> _What you have to do_
Copy every line that holds "depreciation".

Data items:
######

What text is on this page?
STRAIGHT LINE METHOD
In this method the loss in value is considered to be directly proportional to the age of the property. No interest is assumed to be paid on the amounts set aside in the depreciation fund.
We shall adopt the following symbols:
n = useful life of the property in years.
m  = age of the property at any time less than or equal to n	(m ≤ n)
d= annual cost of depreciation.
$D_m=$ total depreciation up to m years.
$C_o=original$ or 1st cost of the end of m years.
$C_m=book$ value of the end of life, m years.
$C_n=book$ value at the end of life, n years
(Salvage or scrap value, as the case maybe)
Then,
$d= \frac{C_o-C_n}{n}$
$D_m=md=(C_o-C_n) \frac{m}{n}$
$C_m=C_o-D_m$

######

> _Reply to the exercise_
In this method the loss in value is considered to be directly proportional to the age of the property. No interest is assumed to be paid on the amounts set aside in the depreciation fund.
d= annual cost of depreciation.
$D_m=$ total depreciation up to m years.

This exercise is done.